(Chart and figure data)
<<<<
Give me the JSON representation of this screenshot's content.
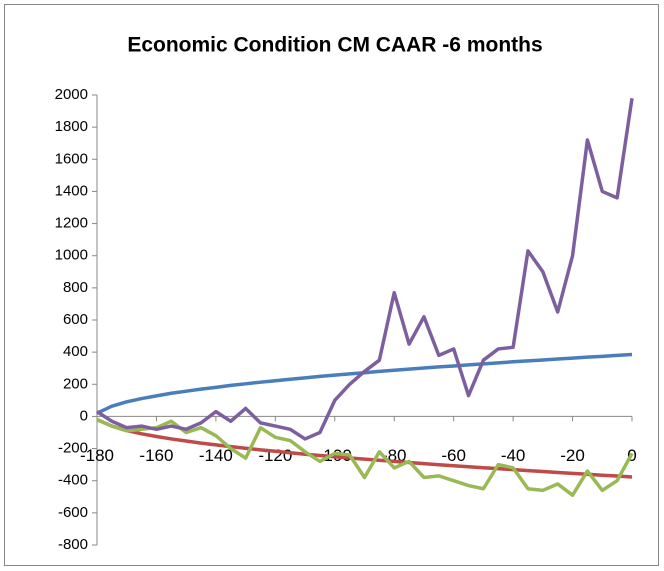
{
  "chart_data": {
    "type": "line",
    "title": "Economic Condition CM CAAR -6 months",
    "x": [
      -180,
      -175,
      -170,
      -165,
      -160,
      -155,
      -150,
      -145,
      -140,
      -135,
      -130,
      -125,
      -120,
      -115,
      -110,
      -105,
      -100,
      -95,
      -90,
      -85,
      -80,
      -75,
      -70,
      -65,
      -60,
      -55,
      -50,
      -45,
      -40,
      -35,
      -30,
      -25,
      -20,
      -15,
      -10,
      -5,
      0
    ],
    "series": [
      {
        "color": "#4a7ebb",
        "values": [
          20,
          64,
          91,
          111,
          128,
          144,
          157,
          170,
          181,
          193,
          203,
          213,
          222,
          231,
          240,
          249,
          257,
          265,
          272,
          280,
          287,
          294,
          301,
          308,
          314,
          321,
          327,
          333,
          340,
          346,
          351,
          357,
          363,
          369,
          374,
          380,
          385
        ]
      },
      {
        "color": "#be4b48",
        "values": [
          -20,
          -60,
          -88,
          -108,
          -125,
          -140,
          -153,
          -166,
          -177,
          -188,
          -198,
          -208,
          -217,
          -226,
          -235,
          -243,
          -251,
          -259,
          -266,
          -273,
          -280,
          -287,
          -294,
          -301,
          -307,
          -313,
          -319,
          -325,
          -331,
          -337,
          -343,
          -349,
          -354,
          -360,
          -366,
          -371,
          -377
        ]
      },
      {
        "color": "#98b954",
        "values": [
          -20,
          -60,
          -90,
          -80,
          -70,
          -30,
          -100,
          -70,
          -120,
          -200,
          -260,
          -70,
          -130,
          -150,
          -220,
          -280,
          -230,
          -240,
          -380,
          -220,
          -320,
          -280,
          -380,
          -370,
          -400,
          -430,
          -450,
          -300,
          -320,
          -450,
          -460,
          -420,
          -490,
          -340,
          -460,
          -400,
          -230
        ]
      },
      {
        "color": "#7d5fa0",
        "values": [
          30,
          -30,
          -70,
          -60,
          -80,
          -60,
          -80,
          -40,
          30,
          -30,
          50,
          -40,
          -60,
          -80,
          -140,
          -100,
          100,
          200,
          280,
          350,
          770,
          450,
          620,
          380,
          420,
          130,
          350,
          420,
          430,
          1030,
          900,
          650,
          1000,
          1720,
          1400,
          1360,
          1980
        ]
      }
    ],
    "xlim": [
      -180,
      0
    ],
    "xticks": [
      -180,
      -160,
      -140,
      -120,
      -100,
      -80,
      -60,
      -40,
      -20,
      0
    ],
    "ylim": [
      -800,
      2000
    ],
    "yticks": [
      -800,
      -600,
      -400,
      -200,
      0,
      200,
      400,
      600,
      800,
      1000,
      1200,
      1400,
      1600,
      1800,
      2000
    ],
    "grid": false
  }
}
>>>>
- _Exercise requirements_
Write out the data precisely as given, excluding the pictures.

- _Exercise output_
Give me the JSON representation of this screenshot's content.
{
  "chart_data": {
    "type": "line",
    "title": "Economic Condition CM CAAR -6 months",
    "x": [
      -180,
      -175,
      -170,
      -165,
      -160,
      -155,
      -150,
      -145,
      -140,
      -135,
      -130,
      -125,
      -120,
      -115,
      -110,
      -105,
      -100,
      -95,
      -90,
      -85,
      -80,
      -75,
      -70,
      -65,
      -60,
      -55,
      -50,
      -45,
      -40,
      -35,
      -30,
      -25,
      -20,
      -15,
      -10,
      -5,
      0
    ],
    "series": [
      {
        "color": "#4a7ebb",
        "values": [
          20,
          64,
          91,
          111,
          128,
          144,
          157,
          170,
          181,
          193,
          203,
          213,
          222,
          231,
          240,
          249,
          257,
          265,
          272,
          280,
          287,
          294,
          301,
          308,
          314,
          321,
          327,
          333,
          340,
          346,
          351,
          357,
          363,
          369,
          374,
          380,
          385
        ]
      },
      {
        "color": "#be4b48",
        "values": [
          -20,
          -60,
          -88,
          -108,
          -125,
          -140,
          -153,
          -166,
          -177,
          -188,
          -198,
          -208,
          -217,
          -226,
          -235,
          -243,
          -251,
          -259,
          -266,
          -273,
          -280,
          -287,
          -294,
          -301,
          -307,
          -313,
          -319,
          -325,
          -331,
          -337,
          -343,
          -349,
          -354,
          -360,
          -366,
          -371,
          -377
        ]
      },
      {
        "color": "#98b954",
        "values": [
          -20,
          -60,
          -90,
          -80,
          -70,
          -30,
          -100,
          -70,
          -120,
          -200,
          -260,
          -70,
          -130,
          -150,
          -220,
          -280,
          -230,
          -240,
          -380,
          -220,
          -320,
          -280,
          -380,
          -370,
          -400,
          -430,
          -450,
          -300,
          -320,
          -450,
          -460,
          -420,
          -490,
          -340,
          -460,
          -400,
          -230
        ]
      },
      {
        "color": "#7d5fa0",
        "values": [
          30,
          -30,
          -70,
          -60,
          -80,
          -60,
          -80,
          -40,
          30,
          -30,
          50,
          -40,
          -60,
          -80,
          -140,
          -100,
          100,
          200,
          280,
          350,
          770,
          450,
          620,
          380,
          420,
          130,
          350,
          420,
          430,
          1030,
          900,
          650,
          1000,
          1720,
          1400,
          1360,
          1980
        ]
      }
    ],
    "xlim": [
      -180,
      0
    ],
    "xticks": [
      -180,
      -160,
      -140,
      -120,
      -100,
      -80,
      -60,
      -40,
      -20,
      0
    ],
    "ylim": [
      -800,
      2000
    ],
    "yticks": [
      -800,
      -600,
      -400,
      -200,
      0,
      200,
      400,
      600,
      800,
      1000,
      1200,
      1400,
      1600,
      1800,
      2000
    ],
    "grid": false
  }
}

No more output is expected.